Records from a collection of figures
• • • • • • •

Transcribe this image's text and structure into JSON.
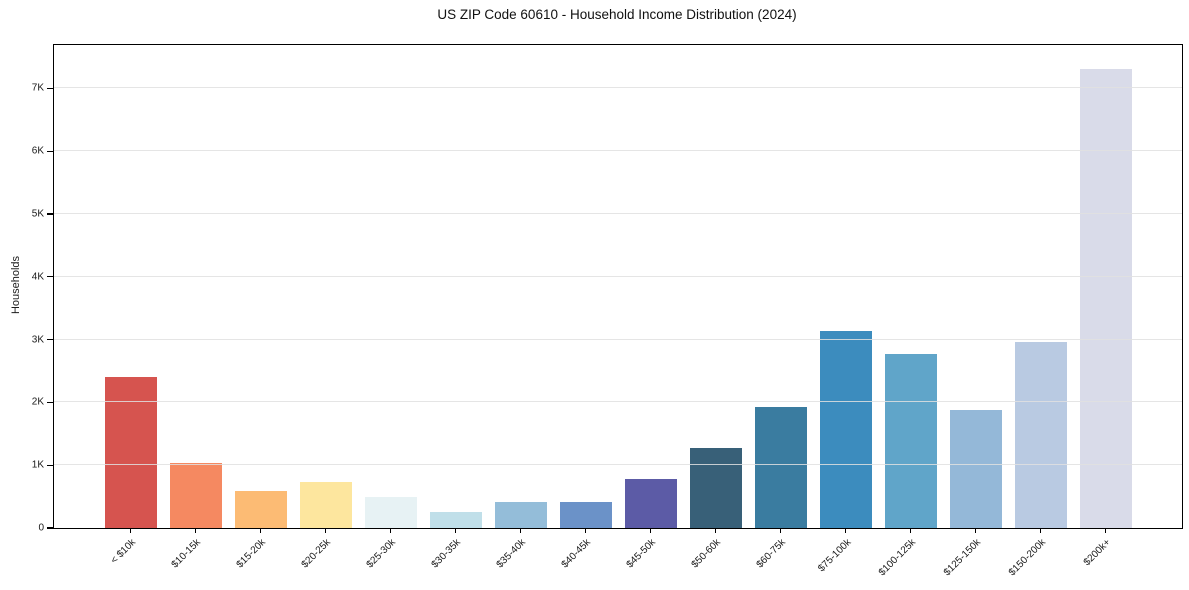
{
  "chart_data": {
    "type": "bar",
    "title": "US ZIP Code 60610 - Household Income Distribution (2024)",
    "xlabel": "",
    "ylabel": "Households",
    "categories": [
      "< $10k",
      "$10-15k",
      "$15-20k",
      "$20-25k",
      "$25-30k",
      "$30-35k",
      "$35-40k",
      "$40-45k",
      "$45-50k",
      "$50-60k",
      "$60-75k",
      "$75-100k",
      "$100-125k",
      "$125-150k",
      "$150-200k",
      "$200k+"
    ],
    "values": [
      2400,
      1040,
      595,
      730,
      490,
      250,
      415,
      420,
      780,
      1280,
      1930,
      3130,
      2770,
      1880,
      2960,
      7310
    ],
    "bar_colors": [
      "#d6544f",
      "#f58961",
      "#fcbb74",
      "#fde69e",
      "#e7f2f4",
      "#c0dfe9",
      "#94bdd9",
      "#6b92c8",
      "#5c5ba6",
      "#386078",
      "#3a7ca0",
      "#3c8cbe",
      "#60a5c9",
      "#94b8d8",
      "#b9cae2",
      "#d9dbe9"
    ],
    "ytick_labels": [
      "0",
      "1K",
      "2K",
      "3K",
      "4K",
      "5K",
      "6K",
      "7K"
    ],
    "ytick_values": [
      0,
      1000,
      2000,
      3000,
      4000,
      5000,
      6000,
      7000
    ],
    "ylim": [
      0,
      7690
    ],
    "grid": "horizontal",
    "legend": "none",
    "grid_color": "#e9e9e9",
    "axis_color": "#000000",
    "text_color": "#1a1a1a"
  }
}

• • • • • • •

## TASK DETAILS
Reproduce the full material exactly, excluding the pictures.

## REPLY TO THE EXERCISE
Transcribe this image's text and structure into JSON.
{
  "chart_data": {
    "type": "bar",
    "title": "US ZIP Code 60610 - Household Income Distribution (2024)",
    "xlabel": "",
    "ylabel": "Households",
    "categories": [
      "< $10k",
      "$10-15k",
      "$15-20k",
      "$20-25k",
      "$25-30k",
      "$30-35k",
      "$35-40k",
      "$40-45k",
      "$45-50k",
      "$50-60k",
      "$60-75k",
      "$75-100k",
      "$100-125k",
      "$125-150k",
      "$150-200k",
      "$200k+"
    ],
    "values": [
      2400,
      1040,
      595,
      730,
      490,
      250,
      415,
      420,
      780,
      1280,
      1930,
      3130,
      2770,
      1880,
      2960,
      7310
    ],
    "bar_colors": [
      "#d6544f",
      "#f58961",
      "#fcbb74",
      "#fde69e",
      "#e7f2f4",
      "#c0dfe9",
      "#94bdd9",
      "#6b92c8",
      "#5c5ba6",
      "#386078",
      "#3a7ca0",
      "#3c8cbe",
      "#60a5c9",
      "#94b8d8",
      "#b9cae2",
      "#d9dbe9"
    ],
    "ytick_labels": [
      "0",
      "1K",
      "2K",
      "3K",
      "4K",
      "5K",
      "6K",
      "7K"
    ],
    "ytick_values": [
      0,
      1000,
      2000,
      3000,
      4000,
      5000,
      6000,
      7000
    ],
    "ylim": [
      0,
      7690
    ],
    "grid": "horizontal",
    "legend": "none",
    "grid_color": "#e9e9e9",
    "axis_color": "#000000",
    "text_color": "#1a1a1a"
  }
}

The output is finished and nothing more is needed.